* [Exercise materials]
START

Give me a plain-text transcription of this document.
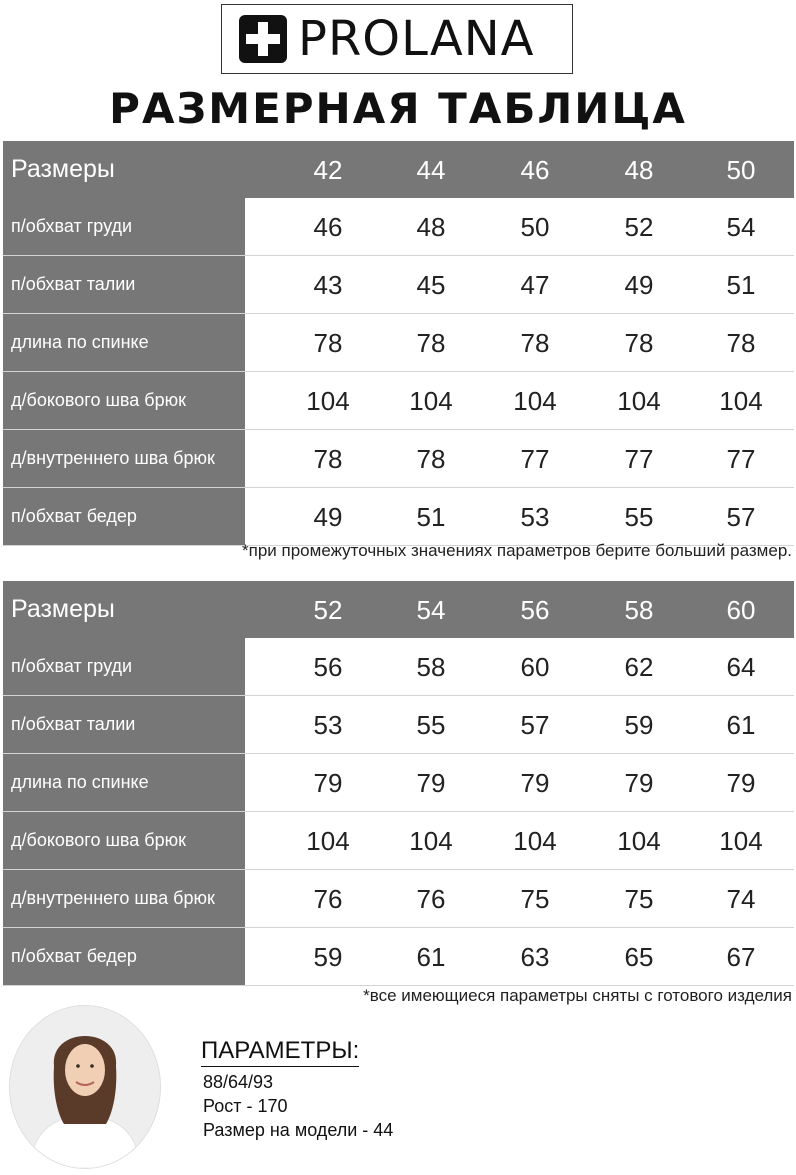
PROLANA
РАЗМЕРНАЯ ТАБЛИЦА
Размеры	42	44	46	48	50
п/обхват груди	46	48	50	52	54
п/обхват талии	43	45	47	49	51
длина по спинке	78	78	78	78	78
д/бокового шва брюк	104 104 104 104 104
д/внутреннего шва брюк	78	78	77	77	77
п/обхват бедер	49	51	53	55	57
*при промежуточных значениях параметров берите больший размер.
Размеры	52	54	56	58	60
п/обхват груди	56	58	60	62	64
п/обхват талии	53	55	57	59	61
длина по спинке	79	79	79	79	79
д/бокового шва брюк	104 104 104 104 104
д/внутреннего шва брюк	76	76	75	75	74
п/обхват бедер	59	61	63	65	67
*все имеющиеся параметры сняты с готового изделия
ПАРАМЕТРЫ:
88/64/93
Рост - 170
Размер на модели - 44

END

* [Task details] Check each line of the entries above for the word "груди". List the ones that have it.

* [Solution to this exercise]
п/обхват груди	46	48	50	52	54
п/обхват груди	56	58	60	62	64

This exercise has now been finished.